Return the listing below word for word.

### Records supplied:
%%

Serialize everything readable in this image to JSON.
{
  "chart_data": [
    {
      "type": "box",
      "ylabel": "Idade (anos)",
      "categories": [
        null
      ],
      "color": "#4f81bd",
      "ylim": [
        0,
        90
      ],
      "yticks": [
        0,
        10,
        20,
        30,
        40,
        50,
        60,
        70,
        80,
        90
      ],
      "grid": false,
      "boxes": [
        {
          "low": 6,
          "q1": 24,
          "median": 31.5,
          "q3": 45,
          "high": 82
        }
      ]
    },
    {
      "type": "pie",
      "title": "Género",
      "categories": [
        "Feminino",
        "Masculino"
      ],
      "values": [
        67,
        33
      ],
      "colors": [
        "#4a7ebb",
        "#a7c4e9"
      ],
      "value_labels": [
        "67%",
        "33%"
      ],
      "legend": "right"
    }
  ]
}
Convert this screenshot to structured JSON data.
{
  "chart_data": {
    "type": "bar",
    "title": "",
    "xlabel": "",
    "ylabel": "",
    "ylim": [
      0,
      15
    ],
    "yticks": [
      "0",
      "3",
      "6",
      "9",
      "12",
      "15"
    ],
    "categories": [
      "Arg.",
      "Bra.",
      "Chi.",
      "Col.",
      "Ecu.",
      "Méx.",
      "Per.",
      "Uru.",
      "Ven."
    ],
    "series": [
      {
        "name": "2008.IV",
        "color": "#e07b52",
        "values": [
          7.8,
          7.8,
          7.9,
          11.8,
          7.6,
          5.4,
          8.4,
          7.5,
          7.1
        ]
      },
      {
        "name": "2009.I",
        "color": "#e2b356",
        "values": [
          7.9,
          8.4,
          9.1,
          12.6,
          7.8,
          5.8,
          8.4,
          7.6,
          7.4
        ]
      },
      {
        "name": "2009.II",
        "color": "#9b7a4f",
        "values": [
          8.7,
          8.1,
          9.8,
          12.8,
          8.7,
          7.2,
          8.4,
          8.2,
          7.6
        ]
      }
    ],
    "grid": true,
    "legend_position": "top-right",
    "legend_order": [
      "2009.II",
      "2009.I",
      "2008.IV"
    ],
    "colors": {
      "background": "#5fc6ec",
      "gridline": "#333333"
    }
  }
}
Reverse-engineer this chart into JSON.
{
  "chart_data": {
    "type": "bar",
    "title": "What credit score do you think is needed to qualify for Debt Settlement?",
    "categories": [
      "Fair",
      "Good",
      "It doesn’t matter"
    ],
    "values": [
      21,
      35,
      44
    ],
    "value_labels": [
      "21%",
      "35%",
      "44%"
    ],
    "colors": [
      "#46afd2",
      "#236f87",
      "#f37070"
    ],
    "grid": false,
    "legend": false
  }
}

%%

### The reply:
Serialize everything readable in this image to JSON.
{
  "chart_data": [
    {
      "type": "box",
      "ylabel": "Idade (anos)",
      "categories": [
        null
      ],
      "color": "#4f81bd",
      "ylim": [
        0,
        90
      ],
      "yticks": [
        0,
        10,
        20,
        30,
        40,
        50,
        60,
        70,
        80,
        90
      ],
      "grid": false,
      "boxes": [
        {
          "low": 6,
          "q1": 24,
          "median": 31.5,
          "q3": 45,
          "high": 82
        }
      ]
    },
    {
      "type": "pie",
      "title": "Género",
      "categories": [
        "Feminino",
        "Masculino"
      ],
      "values": [
        67,
        33
      ],
      "colors": [
        "#4a7ebb",
        "#a7c4e9"
      ],
      "value_labels": [
        "67%",
        "33%"
      ],
      "legend": "right"
    }
  ]
}
Convert this screenshot to structured JSON data.
{
  "chart_data": {
    "type": "bar",
    "title": "",
    "xlabel": "",
    "ylabel": "",
    "ylim": [
      0,
      15
    ],
    "yticks": [
      "0",
      "3",
      "6",
      "9",
      "12",
      "15"
    ],
    "categories": [
      "Arg.",
      "Bra.",
      "Chi.",
      "Col.",
      "Ecu.",
      "Méx.",
      "Per.",
      "Uru.",
      "Ven."
    ],
    "series": [
      {
        "name": "2008.IV",
        "color": "#e07b52",
        "values": [
          7.8,
          7.8,
          7.9,
          11.8,
          7.6,
          5.4,
          8.4,
          7.5,
          7.1
        ]
      },
      {
        "name": "2009.I",
        "color": "#e2b356",
        "values": [
          7.9,
          8.4,
          9.1,
          12.6,
          7.8,
          5.8,
          8.4,
          7.6,
          7.4
        ]
      },
      {
        "name": "2009.II",
        "color": "#9b7a4f",
        "values": [
          8.7,
          8.1,
          9.8,
          12.8,
          8.7,
          7.2,
          8.4,
          8.2,
          7.6
        ]
      }
    ],
    "grid": true,
    "legend_position": "top-right",
    "legend_order": [
      "2009.II",
      "2009.I",
      "2008.IV"
    ],
    "colors": {
      "background": "#5fc6ec",
      "gridline": "#333333"
    }
  }
}
Reverse-engineer this chart into JSON.
{
  "chart_data": {
    "type": "bar",
    "title": "What credit score do you think is needed to qualify for Debt Settlement?",
    "categories": [
      "Fair",
      "Good",
      "It doesn’t matter"
    ],
    "values": [
      21,
      35,
      44
    ],
    "value_labels": [
      "21%",
      "35%",
      "44%"
    ],
    "colors": [
      "#46afd2",
      "#236f87",
      "#f37070"
    ],
    "grid": false,
    "legend": false
  }
}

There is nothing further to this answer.